Given problem → Output all lines exactly.

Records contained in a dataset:
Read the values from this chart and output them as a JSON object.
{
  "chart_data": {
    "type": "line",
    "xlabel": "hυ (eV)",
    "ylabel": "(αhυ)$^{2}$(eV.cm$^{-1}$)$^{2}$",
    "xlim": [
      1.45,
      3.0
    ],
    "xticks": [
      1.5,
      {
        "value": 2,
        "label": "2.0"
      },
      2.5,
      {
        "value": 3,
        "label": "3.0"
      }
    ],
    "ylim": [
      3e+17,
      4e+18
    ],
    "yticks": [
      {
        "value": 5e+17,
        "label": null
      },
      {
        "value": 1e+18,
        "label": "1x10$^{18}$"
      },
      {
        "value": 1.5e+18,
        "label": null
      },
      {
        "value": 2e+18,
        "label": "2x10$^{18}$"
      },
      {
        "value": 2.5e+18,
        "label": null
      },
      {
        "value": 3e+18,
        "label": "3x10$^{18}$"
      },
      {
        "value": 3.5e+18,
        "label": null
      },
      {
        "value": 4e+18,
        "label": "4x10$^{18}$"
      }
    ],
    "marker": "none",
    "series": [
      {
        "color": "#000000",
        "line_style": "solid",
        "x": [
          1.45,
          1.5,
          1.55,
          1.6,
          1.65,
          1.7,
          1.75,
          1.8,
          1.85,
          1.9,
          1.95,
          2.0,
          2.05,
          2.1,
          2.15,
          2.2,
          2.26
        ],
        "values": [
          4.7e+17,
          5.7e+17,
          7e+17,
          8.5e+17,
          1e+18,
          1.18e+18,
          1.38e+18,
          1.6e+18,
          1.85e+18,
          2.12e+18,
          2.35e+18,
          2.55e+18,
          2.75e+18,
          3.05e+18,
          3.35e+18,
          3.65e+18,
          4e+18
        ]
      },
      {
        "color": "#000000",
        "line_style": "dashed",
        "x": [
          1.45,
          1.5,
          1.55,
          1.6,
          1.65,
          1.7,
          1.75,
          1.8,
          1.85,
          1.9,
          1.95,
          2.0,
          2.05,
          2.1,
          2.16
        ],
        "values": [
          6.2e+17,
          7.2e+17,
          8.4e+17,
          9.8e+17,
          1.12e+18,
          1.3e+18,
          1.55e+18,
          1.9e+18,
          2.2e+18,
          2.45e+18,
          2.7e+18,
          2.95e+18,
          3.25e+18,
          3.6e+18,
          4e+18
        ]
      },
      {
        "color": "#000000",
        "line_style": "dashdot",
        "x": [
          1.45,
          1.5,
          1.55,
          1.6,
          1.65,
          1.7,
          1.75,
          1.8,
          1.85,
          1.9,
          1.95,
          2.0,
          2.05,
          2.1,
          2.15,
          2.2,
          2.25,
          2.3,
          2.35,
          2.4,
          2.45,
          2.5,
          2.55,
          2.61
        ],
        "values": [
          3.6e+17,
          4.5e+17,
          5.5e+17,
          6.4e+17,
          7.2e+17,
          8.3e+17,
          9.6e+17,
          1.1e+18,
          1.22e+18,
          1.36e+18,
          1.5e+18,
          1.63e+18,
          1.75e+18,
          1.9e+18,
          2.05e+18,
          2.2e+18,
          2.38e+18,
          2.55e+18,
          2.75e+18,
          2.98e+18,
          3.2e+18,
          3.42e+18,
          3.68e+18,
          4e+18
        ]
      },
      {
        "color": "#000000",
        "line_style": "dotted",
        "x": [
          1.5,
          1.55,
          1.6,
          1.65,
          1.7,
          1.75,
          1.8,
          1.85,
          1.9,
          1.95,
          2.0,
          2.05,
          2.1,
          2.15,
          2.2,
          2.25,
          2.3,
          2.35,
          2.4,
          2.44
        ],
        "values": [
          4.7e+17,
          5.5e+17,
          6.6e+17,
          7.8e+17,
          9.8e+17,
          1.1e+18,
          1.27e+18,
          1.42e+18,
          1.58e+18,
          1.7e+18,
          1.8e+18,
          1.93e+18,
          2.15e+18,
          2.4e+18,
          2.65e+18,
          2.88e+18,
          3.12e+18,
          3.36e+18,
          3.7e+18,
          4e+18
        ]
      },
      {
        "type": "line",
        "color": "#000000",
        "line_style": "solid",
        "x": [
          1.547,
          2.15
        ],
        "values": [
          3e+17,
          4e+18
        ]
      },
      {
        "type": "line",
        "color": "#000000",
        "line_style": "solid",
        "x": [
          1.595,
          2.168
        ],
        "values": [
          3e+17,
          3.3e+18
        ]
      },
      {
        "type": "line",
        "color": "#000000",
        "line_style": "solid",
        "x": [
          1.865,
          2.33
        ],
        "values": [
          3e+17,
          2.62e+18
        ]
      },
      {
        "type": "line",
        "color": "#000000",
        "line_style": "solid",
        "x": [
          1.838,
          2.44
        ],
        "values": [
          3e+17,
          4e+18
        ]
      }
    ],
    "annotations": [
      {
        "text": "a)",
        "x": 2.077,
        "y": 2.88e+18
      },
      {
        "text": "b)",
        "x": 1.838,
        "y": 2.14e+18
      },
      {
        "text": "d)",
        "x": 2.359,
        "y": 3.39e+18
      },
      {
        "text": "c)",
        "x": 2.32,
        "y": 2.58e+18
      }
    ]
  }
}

Worked answer →
Read the values from this chart and output them as a JSON object.
{
  "chart_data": {
    "type": "line",
    "xlabel": "hυ (eV)",
    "ylabel": "(αhυ)$^{2}$(eV.cm$^{-1}$)$^{2}$",
    "xlim": [
      1.45,
      3.0
    ],
    "xticks": [
      1.5,
      {
        "value": 2,
        "label": "2.0"
      },
      2.5,
      {
        "value": 3,
        "label": "3.0"
      }
    ],
    "ylim": [
      3e+17,
      4e+18
    ],
    "yticks": [
      {
        "value": 5e+17,
        "label": null
      },
      {
        "value": 1e+18,
        "label": "1x10$^{18}$"
      },
      {
        "value": 1.5e+18,
        "label": null
      },
      {
        "value": 2e+18,
        "label": "2x10$^{18}$"
      },
      {
        "value": 2.5e+18,
        "label": null
      },
      {
        "value": 3e+18,
        "label": "3x10$^{18}$"
      },
      {
        "value": 3.5e+18,
        "label": null
      },
      {
        "value": 4e+18,
        "label": "4x10$^{18}$"
      }
    ],
    "marker": "none",
    "series": [
      {
        "color": "#000000",
        "line_style": "solid",
        "x": [
          1.45,
          1.5,
          1.55,
          1.6,
          1.65,
          1.7,
          1.75,
          1.8,
          1.85,
          1.9,
          1.95,
          2.0,
          2.05,
          2.1,
          2.15,
          2.2,
          2.26
        ],
        "values": [
          4.7e+17,
          5.7e+17,
          7e+17,
          8.5e+17,
          1e+18,
          1.18e+18,
          1.38e+18,
          1.6e+18,
          1.85e+18,
          2.12e+18,
          2.35e+18,
          2.55e+18,
          2.75e+18,
          3.05e+18,
          3.35e+18,
          3.65e+18,
          4e+18
        ]
      },
      {
        "color": "#000000",
        "line_style": "dashed",
        "x": [
          1.45,
          1.5,
          1.55,
          1.6,
          1.65,
          1.7,
          1.75,
          1.8,
          1.85,
          1.9,
          1.95,
          2.0,
          2.05,
          2.1,
          2.16
        ],
        "values": [
          6.2e+17,
          7.2e+17,
          8.4e+17,
          9.8e+17,
          1.12e+18,
          1.3e+18,
          1.55e+18,
          1.9e+18,
          2.2e+18,
          2.45e+18,
          2.7e+18,
          2.95e+18,
          3.25e+18,
          3.6e+18,
          4e+18
        ]
      },
      {
        "color": "#000000",
        "line_style": "dashdot",
        "x": [
          1.45,
          1.5,
          1.55,
          1.6,
          1.65,
          1.7,
          1.75,
          1.8,
          1.85,
          1.9,
          1.95,
          2.0,
          2.05,
          2.1,
          2.15,
          2.2,
          2.25,
          2.3,
          2.35,
          2.4,
          2.45,
          2.5,
          2.55,
          2.61
        ],
        "values": [
          3.6e+17,
          4.5e+17,
          5.5e+17,
          6.4e+17,
          7.2e+17,
          8.3e+17,
          9.6e+17,
          1.1e+18,
          1.22e+18,
          1.36e+18,
          1.5e+18,
          1.63e+18,
          1.75e+18,
          1.9e+18,
          2.05e+18,
          2.2e+18,
          2.38e+18,
          2.55e+18,
          2.75e+18,
          2.98e+18,
          3.2e+18,
          3.42e+18,
          3.68e+18,
          4e+18
        ]
      },
      {
        "color": "#000000",
        "line_style": "dotted",
        "x": [
          1.5,
          1.55,
          1.6,
          1.65,
          1.7,
          1.75,
          1.8,
          1.85,
          1.9,
          1.95,
          2.0,
          2.05,
          2.1,
          2.15,
          2.2,
          2.25,
          2.3,
          2.35,
          2.4,
          2.44
        ],
        "values": [
          4.7e+17,
          5.5e+17,
          6.6e+17,
          7.8e+17,
          9.8e+17,
          1.1e+18,
          1.27e+18,
          1.42e+18,
          1.58e+18,
          1.7e+18,
          1.8e+18,
          1.93e+18,
          2.15e+18,
          2.4e+18,
          2.65e+18,
          2.88e+18,
          3.12e+18,
          3.36e+18,
          3.7e+18,
          4e+18
        ]
      },
      {
        "type": "line",
        "color": "#000000",
        "line_style": "solid",
        "x": [
          1.547,
          2.15
        ],
        "values": [
          3e+17,
          4e+18
        ]
      },
      {
        "type": "line",
        "color": "#000000",
        "line_style": "solid",
        "x": [
          1.595,
          2.168
        ],
        "values": [
          3e+17,
          3.3e+18
        ]
      },
      {
        "type": "line",
        "color": "#000000",
        "line_style": "solid",
        "x": [
          1.865,
          2.33
        ],
        "values": [
          3e+17,
          2.62e+18
        ]
      },
      {
        "type": "line",
        "color": "#000000",
        "line_style": "solid",
        "x": [
          1.838,
          2.44
        ],
        "values": [
          3e+17,
          4e+18
        ]
      }
    ],
    "annotations": [
      {
        "text": "a)",
        "x": 2.077,
        "y": 2.88e+18
      },
      {
        "text": "b)",
        "x": 1.838,
        "y": 2.14e+18
      },
      {
        "text": "d)",
        "x": 2.359,
        "y": 3.39e+18
      },
      {
        "text": "c)",
        "x": 2.32,
        "y": 2.58e+18
      }
    ]
  }
}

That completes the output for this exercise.